-- Begin --

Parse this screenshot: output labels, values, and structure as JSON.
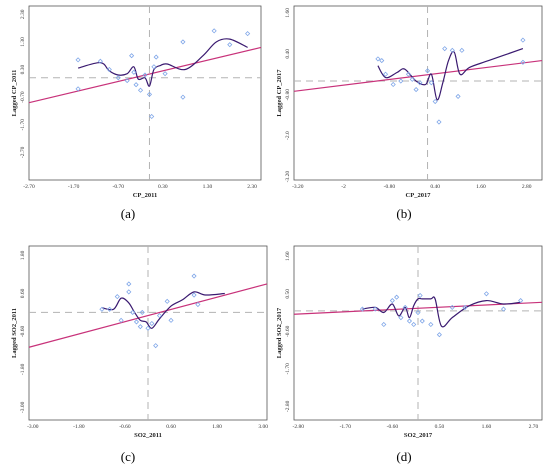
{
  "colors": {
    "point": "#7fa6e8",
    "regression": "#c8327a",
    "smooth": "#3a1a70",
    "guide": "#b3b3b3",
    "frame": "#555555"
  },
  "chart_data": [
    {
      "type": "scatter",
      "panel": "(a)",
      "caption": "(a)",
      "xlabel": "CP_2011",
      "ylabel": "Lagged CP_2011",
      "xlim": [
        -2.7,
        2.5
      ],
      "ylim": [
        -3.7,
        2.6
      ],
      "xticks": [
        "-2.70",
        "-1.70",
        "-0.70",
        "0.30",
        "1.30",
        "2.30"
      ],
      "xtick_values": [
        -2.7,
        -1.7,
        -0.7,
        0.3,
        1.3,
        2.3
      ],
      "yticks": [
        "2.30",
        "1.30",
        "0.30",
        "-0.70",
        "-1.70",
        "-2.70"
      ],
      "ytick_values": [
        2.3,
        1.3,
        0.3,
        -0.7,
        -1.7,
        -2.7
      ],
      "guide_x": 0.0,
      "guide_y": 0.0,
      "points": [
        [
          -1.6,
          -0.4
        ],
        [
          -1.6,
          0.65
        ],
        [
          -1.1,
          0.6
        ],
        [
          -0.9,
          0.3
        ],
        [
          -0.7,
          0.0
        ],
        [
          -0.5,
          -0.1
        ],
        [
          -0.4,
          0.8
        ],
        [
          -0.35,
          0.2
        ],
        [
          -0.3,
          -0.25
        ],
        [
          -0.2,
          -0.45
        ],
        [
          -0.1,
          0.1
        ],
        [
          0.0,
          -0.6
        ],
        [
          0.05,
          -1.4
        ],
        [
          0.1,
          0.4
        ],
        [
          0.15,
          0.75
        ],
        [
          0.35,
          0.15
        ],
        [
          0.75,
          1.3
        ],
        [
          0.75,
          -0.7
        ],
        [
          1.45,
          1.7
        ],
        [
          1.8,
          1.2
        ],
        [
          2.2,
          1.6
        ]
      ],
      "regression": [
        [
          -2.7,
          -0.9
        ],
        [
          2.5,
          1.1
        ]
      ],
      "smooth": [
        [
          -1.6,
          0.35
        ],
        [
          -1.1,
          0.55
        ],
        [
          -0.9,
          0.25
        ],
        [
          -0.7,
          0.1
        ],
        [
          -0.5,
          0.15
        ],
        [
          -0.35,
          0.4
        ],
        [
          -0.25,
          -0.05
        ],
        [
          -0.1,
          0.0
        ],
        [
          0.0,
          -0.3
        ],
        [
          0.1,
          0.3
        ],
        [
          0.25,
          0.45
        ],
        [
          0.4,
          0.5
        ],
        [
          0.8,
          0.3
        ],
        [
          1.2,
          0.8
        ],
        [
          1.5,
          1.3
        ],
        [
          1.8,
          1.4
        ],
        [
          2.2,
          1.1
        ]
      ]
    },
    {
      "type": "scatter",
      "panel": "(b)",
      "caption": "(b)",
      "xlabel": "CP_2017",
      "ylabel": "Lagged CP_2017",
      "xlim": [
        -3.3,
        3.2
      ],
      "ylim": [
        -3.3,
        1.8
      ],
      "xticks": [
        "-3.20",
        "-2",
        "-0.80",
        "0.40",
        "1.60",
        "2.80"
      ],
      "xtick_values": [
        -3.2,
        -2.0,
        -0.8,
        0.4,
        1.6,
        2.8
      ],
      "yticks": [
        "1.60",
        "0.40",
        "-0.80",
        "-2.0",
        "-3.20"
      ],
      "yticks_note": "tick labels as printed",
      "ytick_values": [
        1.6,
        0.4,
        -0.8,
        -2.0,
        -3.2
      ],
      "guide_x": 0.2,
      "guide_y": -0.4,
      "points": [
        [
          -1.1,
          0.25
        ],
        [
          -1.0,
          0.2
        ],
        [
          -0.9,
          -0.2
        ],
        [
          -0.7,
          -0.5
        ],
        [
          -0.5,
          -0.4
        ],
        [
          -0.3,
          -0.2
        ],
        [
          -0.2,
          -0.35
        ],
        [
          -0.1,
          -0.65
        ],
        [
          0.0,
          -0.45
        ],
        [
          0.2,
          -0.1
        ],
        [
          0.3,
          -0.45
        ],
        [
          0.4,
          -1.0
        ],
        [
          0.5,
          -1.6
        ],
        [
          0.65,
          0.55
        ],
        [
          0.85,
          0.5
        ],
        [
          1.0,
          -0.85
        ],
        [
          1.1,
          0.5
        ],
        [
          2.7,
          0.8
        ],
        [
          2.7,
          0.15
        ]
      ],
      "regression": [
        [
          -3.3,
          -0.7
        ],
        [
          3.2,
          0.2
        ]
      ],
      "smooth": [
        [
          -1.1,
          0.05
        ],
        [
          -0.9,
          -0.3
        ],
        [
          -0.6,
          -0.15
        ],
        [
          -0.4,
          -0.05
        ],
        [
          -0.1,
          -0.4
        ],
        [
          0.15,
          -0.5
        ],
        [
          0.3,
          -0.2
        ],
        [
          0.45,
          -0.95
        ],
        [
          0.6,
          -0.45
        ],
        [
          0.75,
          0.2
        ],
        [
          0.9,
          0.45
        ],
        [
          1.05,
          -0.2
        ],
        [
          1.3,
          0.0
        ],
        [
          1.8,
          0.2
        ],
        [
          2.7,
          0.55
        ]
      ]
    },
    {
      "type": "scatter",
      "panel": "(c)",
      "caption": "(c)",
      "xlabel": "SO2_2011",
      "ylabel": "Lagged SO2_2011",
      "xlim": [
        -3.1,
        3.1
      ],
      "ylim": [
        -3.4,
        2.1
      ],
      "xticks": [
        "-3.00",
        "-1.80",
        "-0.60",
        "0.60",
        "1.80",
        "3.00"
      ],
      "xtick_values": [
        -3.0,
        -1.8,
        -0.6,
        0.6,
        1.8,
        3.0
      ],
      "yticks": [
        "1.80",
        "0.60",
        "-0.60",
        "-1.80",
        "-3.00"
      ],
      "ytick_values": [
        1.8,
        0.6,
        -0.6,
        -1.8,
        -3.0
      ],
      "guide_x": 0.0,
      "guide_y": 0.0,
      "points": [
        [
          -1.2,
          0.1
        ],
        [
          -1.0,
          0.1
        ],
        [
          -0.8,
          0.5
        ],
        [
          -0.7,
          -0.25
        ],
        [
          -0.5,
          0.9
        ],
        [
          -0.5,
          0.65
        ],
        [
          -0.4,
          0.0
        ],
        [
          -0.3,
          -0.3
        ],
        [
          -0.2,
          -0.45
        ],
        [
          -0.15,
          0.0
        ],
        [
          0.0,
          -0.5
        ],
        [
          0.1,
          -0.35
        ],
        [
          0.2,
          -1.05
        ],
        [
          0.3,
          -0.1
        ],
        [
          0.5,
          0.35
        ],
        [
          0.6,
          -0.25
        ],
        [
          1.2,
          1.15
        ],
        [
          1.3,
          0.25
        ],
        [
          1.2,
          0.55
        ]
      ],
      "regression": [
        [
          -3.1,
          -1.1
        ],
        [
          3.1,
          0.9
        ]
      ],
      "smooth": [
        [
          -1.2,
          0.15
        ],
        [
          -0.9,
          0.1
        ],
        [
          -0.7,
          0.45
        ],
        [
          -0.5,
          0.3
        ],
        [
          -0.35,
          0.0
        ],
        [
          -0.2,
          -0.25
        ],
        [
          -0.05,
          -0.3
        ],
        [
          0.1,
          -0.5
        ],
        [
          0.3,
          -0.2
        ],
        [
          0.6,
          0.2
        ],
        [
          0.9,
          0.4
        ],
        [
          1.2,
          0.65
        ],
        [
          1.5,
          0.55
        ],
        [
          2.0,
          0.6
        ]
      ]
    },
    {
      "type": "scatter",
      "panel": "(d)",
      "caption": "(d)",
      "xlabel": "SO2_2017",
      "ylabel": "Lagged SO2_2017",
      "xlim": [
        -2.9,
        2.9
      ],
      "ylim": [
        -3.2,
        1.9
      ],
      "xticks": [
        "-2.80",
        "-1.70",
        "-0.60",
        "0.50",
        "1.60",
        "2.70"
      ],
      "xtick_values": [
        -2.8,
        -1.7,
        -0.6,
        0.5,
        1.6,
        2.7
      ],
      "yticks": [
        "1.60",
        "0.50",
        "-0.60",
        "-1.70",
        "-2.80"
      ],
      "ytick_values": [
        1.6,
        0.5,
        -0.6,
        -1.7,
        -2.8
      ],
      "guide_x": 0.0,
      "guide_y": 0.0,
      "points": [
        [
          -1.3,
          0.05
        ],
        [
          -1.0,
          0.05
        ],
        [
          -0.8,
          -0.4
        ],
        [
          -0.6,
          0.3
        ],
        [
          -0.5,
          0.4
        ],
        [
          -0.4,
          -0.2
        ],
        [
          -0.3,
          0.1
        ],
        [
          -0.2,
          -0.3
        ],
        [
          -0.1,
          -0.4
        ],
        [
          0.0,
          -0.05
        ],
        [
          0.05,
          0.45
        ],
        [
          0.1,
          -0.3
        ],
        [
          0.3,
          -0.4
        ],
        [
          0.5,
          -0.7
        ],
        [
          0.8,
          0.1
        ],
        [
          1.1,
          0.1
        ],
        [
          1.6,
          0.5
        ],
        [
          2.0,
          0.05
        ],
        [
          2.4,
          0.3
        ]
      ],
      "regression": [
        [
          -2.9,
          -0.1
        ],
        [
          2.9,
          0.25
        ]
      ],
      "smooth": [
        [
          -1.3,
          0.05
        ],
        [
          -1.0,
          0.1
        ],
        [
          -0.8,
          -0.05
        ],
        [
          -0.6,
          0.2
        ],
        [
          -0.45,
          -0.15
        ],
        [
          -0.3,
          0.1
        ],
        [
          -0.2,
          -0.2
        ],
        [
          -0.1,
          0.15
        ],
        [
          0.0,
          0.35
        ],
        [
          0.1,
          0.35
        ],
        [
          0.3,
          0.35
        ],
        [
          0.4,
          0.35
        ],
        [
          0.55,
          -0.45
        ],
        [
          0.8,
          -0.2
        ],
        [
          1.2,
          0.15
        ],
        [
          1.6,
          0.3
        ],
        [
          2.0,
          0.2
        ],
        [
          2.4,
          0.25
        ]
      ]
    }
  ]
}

-- End --
-- Begin --

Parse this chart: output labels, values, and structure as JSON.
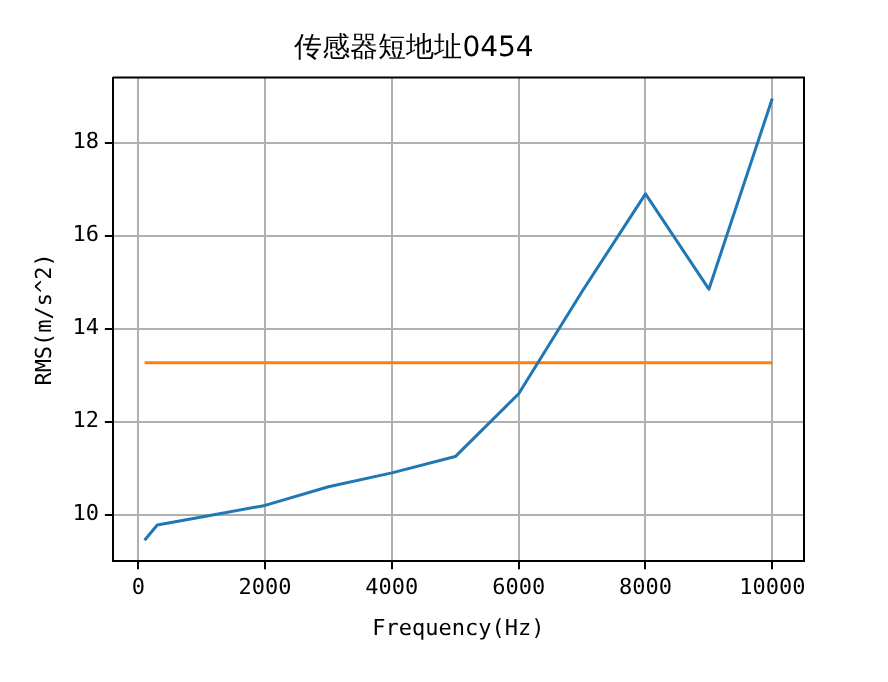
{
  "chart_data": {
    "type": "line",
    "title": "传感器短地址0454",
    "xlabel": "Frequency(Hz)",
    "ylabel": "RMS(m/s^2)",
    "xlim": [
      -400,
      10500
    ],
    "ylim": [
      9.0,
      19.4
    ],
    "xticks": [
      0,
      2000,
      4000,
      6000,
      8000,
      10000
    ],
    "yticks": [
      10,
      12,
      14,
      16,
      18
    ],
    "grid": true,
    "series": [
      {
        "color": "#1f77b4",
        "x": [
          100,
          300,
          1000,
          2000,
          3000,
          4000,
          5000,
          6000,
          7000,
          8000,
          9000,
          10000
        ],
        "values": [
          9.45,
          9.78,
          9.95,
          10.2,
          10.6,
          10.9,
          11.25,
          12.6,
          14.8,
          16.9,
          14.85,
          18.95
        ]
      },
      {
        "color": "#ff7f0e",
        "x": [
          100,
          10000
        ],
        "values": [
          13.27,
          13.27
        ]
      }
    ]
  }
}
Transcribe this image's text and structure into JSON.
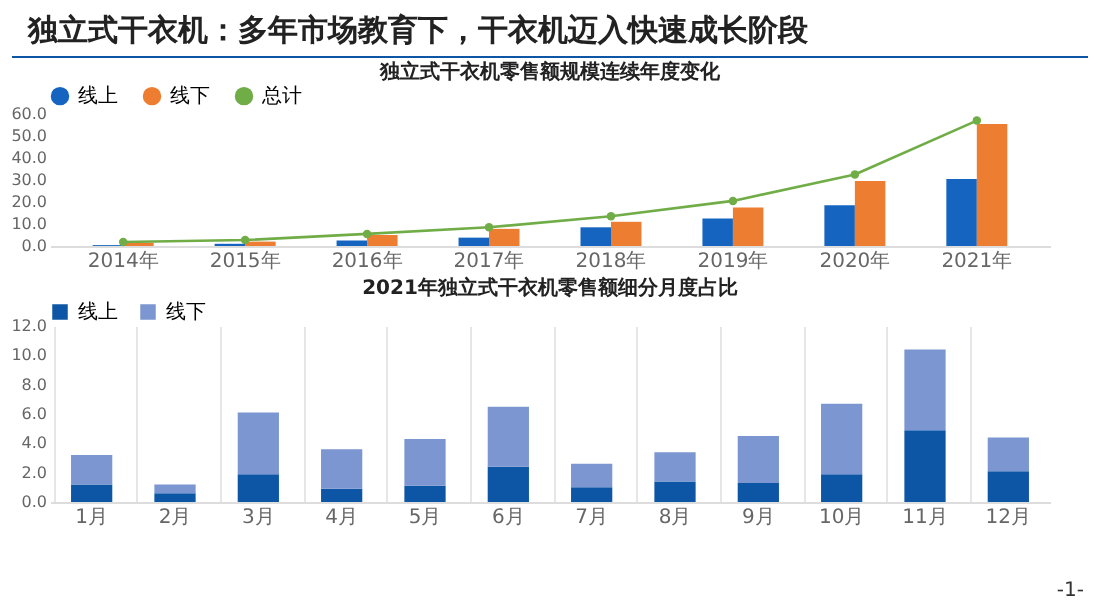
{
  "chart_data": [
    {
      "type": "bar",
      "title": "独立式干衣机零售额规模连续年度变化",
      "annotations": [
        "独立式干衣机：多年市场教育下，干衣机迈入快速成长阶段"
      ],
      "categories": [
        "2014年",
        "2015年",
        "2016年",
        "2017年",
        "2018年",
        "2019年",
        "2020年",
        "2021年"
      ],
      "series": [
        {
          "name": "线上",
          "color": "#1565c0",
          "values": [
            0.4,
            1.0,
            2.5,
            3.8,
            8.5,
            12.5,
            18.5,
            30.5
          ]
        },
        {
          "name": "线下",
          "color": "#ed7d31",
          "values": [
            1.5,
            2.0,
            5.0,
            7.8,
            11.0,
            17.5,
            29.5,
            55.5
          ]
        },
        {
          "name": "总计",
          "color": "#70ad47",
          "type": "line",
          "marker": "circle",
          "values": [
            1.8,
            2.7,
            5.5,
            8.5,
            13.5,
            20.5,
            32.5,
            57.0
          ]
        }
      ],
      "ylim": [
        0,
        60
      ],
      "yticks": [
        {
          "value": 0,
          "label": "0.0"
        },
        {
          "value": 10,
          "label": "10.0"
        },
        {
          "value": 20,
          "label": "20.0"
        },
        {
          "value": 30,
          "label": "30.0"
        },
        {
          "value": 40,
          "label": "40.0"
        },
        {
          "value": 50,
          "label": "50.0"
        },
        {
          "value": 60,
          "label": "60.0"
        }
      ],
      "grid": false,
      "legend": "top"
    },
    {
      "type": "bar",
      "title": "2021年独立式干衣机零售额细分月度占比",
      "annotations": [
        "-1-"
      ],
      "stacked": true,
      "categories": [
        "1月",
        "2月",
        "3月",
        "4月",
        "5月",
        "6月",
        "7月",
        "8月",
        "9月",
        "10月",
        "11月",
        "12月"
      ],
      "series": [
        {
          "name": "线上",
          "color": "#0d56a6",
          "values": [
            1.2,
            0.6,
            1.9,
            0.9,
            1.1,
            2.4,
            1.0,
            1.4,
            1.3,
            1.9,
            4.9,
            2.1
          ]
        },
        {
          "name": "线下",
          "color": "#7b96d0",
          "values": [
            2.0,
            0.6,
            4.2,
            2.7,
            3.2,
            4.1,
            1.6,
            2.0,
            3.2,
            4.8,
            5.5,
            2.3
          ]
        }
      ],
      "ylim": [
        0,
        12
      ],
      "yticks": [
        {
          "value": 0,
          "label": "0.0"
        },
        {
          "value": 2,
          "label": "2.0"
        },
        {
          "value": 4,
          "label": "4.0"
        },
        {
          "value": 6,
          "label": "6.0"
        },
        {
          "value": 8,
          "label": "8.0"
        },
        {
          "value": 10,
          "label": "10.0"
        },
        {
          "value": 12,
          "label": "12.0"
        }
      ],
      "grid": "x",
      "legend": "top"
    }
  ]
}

-- End --
-- Begin --

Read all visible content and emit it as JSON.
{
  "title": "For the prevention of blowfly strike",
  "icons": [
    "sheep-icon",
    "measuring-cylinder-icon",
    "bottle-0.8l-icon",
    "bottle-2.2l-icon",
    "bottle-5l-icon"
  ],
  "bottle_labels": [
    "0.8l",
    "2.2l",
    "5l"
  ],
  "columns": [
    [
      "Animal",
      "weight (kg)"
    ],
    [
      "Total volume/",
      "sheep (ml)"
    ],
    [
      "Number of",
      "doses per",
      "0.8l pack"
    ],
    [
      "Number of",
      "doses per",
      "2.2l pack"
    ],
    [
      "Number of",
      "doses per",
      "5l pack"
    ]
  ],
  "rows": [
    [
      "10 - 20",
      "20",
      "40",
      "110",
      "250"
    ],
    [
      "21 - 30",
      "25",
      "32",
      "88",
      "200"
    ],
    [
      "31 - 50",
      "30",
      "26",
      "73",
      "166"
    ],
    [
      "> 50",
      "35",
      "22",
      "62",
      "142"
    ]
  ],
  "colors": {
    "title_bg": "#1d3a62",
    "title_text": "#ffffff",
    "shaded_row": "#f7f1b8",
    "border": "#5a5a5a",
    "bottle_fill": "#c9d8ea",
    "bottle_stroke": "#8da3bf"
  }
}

-- End --

From the entries above, copy every line containing the word "Parse".

Parse this screenshot: output labels, values, and structure as JSON.
Parse this chart: output labels, values, and structure as JSON.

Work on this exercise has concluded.